start Supplied material

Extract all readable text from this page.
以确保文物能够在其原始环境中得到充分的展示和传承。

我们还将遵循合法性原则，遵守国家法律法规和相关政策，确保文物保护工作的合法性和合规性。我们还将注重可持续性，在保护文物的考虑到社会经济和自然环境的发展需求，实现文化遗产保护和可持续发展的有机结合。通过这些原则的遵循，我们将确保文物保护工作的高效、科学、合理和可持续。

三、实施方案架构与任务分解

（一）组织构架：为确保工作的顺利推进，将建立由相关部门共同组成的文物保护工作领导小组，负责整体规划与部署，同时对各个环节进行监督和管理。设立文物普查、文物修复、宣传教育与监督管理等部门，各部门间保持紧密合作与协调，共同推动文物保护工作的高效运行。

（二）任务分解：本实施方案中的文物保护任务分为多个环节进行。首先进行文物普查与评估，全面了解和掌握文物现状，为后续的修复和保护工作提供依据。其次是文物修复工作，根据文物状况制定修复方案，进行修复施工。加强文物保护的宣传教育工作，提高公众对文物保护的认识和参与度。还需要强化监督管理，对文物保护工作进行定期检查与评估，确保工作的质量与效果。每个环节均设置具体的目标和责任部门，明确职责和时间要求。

end Supplied material

◆ **What you need to do**:
Copy out every line of the data above, exactly as given.

◆ **Answer to this task**:
Extract all readable text from this page.
以确保文物能够在其原始环境中得到充分的展示和传承。

我们还将遵循合法性原则，遵守国家法律法规和相关政策，确保文物保护工作的合法性和合规性。我们还将注重可持续性，在保护文物的考虑到社会经济和自然环境的发展需求，实现文化遗产保护和可持续发展的有机结合。通过这些原则的遵循，我们将确保文物保护工作的高效、科学、合理和可持续。

三、实施方案架构与任务分解

（一）组织构架：为确保工作的顺利推进，将建立由相关部门共同组成的文物保护工作领导小组，负责整体规划与部署，同时对各个环节进行监督和管理。设立文物普查、文物修复、宣传教育与监督管理等部门，各部门间保持紧密合作与协调，共同推动文物保护工作的高效运行。

（二）任务分解：本实施方案中的文物保护任务分为多个环节进行。首先进行文物普查与评估，全面了解和掌握文物现状，为后续的修复和保护工作提供依据。其次是文物修复工作，根据文物状况制定修复方案，进行修复施工。加强文物保护的宣传教育工作，提高公众对文物保护的认识和参与度。还需要强化监督管理，对文物保护工作进行定期检查与评估，确保工作的质量与效果。每个环节均设置具体的目标和责任部门，明确职责和时间要求。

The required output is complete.